This document is not only for the user, but also for a more advanced user type that wants to understand the mechanics of the package and increase its usability.
In the first example you have seen that you can generate BioData objects from a simple marix objects.
But not only matrix objects can be used: you can create BioData objects from a seurat object, a cellexalvrR object or from simply Rsubread list objects. In addition you can also read sqlite databases as produced by my Chromium_SingleCell_Perl pipeline and the text files from a cellranger run. The function call is always
TM_Heart_10x <- as_BioData( system.file("extdata", "droplet_Heart_TabulaMuris.sqlite", package = "BioData")) TM_Heart_10x$name = 'TM_Heart_10x' TM_Heart_10x
The BioData object is containing many possible interesting datasets that I will document here:
I have two important data access function which actually use the R6 method style: 1. BioData$data() returns the most analyzed data in the obejct 2. BioData$rawData() returns the most primitive data in the dataset
The raw / processed data is stored in $raw, $dat and $zsored as sparse Matrix. There are two important data.tables $samples and $annotation that store the respective data and are always kept in sync to the three data tables.

● **Record list**
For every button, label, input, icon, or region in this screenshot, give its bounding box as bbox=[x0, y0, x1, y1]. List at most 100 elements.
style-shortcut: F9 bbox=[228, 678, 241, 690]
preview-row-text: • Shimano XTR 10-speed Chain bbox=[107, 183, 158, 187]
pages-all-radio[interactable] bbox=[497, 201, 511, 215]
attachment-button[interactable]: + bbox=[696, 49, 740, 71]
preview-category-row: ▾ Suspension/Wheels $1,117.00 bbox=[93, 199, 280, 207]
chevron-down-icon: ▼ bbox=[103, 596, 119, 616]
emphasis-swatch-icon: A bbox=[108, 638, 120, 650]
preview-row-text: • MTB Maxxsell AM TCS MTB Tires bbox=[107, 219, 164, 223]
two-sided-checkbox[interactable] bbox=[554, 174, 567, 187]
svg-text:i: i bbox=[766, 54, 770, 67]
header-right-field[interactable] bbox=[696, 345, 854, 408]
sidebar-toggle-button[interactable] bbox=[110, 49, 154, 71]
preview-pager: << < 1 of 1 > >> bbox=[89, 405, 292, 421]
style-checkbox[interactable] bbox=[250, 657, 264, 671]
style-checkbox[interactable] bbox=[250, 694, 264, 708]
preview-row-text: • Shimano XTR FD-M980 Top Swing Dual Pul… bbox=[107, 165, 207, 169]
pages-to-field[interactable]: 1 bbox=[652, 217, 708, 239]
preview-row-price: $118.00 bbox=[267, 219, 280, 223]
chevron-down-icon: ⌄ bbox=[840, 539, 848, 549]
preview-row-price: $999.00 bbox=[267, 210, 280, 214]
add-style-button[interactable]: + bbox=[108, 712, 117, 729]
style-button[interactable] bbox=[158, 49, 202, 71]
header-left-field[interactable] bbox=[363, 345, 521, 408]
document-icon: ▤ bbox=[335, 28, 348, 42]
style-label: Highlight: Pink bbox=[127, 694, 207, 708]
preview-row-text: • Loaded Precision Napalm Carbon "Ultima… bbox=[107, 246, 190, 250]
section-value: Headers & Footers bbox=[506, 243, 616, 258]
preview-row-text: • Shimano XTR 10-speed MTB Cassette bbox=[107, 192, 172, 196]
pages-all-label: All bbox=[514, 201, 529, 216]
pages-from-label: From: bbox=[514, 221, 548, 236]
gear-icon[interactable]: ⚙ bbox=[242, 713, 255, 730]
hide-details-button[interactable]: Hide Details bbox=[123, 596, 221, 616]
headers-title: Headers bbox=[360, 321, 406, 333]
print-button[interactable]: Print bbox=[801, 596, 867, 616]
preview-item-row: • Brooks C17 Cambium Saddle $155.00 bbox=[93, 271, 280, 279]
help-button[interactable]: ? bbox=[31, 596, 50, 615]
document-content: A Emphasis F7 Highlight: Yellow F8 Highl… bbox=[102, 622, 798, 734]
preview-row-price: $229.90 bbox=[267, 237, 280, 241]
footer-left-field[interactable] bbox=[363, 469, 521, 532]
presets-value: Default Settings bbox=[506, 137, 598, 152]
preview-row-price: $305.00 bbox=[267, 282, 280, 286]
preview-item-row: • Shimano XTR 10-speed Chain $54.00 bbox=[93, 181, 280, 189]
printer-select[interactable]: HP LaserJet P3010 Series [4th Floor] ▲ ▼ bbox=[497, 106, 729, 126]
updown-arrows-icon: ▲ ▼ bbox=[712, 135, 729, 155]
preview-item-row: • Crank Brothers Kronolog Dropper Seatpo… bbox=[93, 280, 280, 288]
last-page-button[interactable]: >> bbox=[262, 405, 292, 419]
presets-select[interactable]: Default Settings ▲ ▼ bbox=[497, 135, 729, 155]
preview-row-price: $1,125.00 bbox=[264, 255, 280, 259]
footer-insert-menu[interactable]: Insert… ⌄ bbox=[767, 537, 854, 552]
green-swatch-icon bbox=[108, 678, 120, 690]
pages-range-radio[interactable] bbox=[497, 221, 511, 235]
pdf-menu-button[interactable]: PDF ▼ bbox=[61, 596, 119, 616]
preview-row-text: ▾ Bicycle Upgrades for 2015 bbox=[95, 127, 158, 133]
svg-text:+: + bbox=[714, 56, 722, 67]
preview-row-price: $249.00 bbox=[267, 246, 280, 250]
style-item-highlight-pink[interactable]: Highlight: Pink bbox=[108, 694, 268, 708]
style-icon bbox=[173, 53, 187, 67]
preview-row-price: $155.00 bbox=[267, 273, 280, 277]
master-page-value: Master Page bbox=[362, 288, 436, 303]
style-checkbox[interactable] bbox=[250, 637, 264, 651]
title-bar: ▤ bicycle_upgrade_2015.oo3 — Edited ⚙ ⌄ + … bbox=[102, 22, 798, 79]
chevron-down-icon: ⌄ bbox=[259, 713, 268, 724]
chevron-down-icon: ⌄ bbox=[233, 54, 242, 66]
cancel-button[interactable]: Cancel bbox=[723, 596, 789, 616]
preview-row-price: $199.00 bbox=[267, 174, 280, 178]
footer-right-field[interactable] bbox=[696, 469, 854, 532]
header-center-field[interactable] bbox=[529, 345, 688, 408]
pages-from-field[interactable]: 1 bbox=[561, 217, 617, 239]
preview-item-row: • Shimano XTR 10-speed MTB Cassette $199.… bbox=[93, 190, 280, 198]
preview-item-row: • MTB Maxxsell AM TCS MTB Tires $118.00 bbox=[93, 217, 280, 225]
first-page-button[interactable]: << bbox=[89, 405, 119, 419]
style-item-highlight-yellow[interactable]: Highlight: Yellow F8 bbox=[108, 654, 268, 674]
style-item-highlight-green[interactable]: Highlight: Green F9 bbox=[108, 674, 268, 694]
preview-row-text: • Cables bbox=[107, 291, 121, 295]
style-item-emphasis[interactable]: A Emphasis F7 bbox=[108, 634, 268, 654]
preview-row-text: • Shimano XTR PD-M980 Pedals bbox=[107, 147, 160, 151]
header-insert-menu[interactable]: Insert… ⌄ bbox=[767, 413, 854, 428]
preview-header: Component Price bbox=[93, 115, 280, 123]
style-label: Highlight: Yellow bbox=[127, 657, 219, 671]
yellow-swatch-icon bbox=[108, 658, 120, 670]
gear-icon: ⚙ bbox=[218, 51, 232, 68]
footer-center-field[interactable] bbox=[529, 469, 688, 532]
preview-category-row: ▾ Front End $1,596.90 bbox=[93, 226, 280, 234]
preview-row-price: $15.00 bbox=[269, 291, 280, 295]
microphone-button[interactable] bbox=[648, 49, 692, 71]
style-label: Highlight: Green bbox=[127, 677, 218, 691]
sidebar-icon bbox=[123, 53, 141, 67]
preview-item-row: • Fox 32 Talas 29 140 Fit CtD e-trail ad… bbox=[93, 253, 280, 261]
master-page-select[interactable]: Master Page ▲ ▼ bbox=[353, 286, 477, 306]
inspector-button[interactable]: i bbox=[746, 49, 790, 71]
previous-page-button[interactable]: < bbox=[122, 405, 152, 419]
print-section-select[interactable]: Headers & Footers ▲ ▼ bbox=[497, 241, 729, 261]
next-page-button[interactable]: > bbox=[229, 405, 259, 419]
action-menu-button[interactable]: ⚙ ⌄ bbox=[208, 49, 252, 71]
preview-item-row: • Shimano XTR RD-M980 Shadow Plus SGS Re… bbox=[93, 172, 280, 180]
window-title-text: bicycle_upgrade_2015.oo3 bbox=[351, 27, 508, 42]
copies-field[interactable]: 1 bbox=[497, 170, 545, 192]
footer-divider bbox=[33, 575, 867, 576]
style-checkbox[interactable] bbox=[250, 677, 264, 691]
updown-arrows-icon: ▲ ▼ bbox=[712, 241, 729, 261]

● **Task statement**
Repeat word for word the passage of the BioData documentation excerpt from "This document is" up to and including "simple marix objects.". Rely only on the BioData documentation excerpt.

● **Response to this task**
This document is not only for the user, but also for a more advanced user type that wants to understand the mechanics of the package and increase its usability.
In the first example you have seen that you can generate BioData objects from a simple marix objects.